§ SHORT PROBLEM: Some lines in the records below may hold the word "title"; give the number of those lines and nothing else.

start RECORDS FOR THIS TASK

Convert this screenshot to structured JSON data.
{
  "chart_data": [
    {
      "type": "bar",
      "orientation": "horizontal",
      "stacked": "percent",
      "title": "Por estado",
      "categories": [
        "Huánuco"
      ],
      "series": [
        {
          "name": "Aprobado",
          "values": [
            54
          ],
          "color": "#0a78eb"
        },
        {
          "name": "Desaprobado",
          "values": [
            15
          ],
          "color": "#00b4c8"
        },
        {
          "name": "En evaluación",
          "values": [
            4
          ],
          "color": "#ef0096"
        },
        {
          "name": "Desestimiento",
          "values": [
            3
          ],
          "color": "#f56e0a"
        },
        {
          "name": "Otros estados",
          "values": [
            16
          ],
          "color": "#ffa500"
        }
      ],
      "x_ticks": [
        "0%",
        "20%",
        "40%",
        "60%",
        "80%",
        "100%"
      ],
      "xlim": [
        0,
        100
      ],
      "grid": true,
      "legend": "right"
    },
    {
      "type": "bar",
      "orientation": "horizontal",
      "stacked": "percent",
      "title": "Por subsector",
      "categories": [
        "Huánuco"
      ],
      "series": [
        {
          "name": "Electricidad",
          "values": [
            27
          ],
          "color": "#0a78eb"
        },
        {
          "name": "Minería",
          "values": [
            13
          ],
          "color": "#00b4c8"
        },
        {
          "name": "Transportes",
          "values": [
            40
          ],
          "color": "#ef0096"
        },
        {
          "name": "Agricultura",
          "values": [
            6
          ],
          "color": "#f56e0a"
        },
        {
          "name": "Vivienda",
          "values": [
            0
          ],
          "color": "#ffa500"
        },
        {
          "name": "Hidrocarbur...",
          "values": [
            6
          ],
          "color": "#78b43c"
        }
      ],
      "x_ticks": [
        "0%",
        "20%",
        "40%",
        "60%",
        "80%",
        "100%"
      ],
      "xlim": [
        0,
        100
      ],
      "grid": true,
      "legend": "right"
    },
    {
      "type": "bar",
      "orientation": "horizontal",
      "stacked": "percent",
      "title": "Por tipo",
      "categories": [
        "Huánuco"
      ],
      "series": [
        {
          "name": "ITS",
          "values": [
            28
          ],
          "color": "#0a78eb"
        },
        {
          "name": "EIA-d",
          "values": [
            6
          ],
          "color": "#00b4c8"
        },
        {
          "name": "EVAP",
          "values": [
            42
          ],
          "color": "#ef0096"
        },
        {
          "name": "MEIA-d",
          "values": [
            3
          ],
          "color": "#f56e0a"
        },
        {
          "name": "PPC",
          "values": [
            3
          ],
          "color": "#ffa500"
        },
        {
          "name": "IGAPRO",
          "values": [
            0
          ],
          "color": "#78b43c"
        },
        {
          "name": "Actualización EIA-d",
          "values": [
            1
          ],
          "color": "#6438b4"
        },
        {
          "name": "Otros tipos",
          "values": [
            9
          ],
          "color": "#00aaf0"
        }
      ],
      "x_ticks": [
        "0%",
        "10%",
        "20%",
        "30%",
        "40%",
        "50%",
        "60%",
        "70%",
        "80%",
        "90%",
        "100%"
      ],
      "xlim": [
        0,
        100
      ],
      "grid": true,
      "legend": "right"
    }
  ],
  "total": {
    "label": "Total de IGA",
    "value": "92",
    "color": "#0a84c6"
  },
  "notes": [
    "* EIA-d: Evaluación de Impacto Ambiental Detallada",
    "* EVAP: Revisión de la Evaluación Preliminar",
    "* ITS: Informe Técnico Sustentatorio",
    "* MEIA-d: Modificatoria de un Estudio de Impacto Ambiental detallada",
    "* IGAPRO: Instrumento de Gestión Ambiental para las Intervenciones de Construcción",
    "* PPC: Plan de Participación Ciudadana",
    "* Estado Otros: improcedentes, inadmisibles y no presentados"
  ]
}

end RECORDS FOR THIS TASK

§ RESULT OF THIS EXERCISE: 3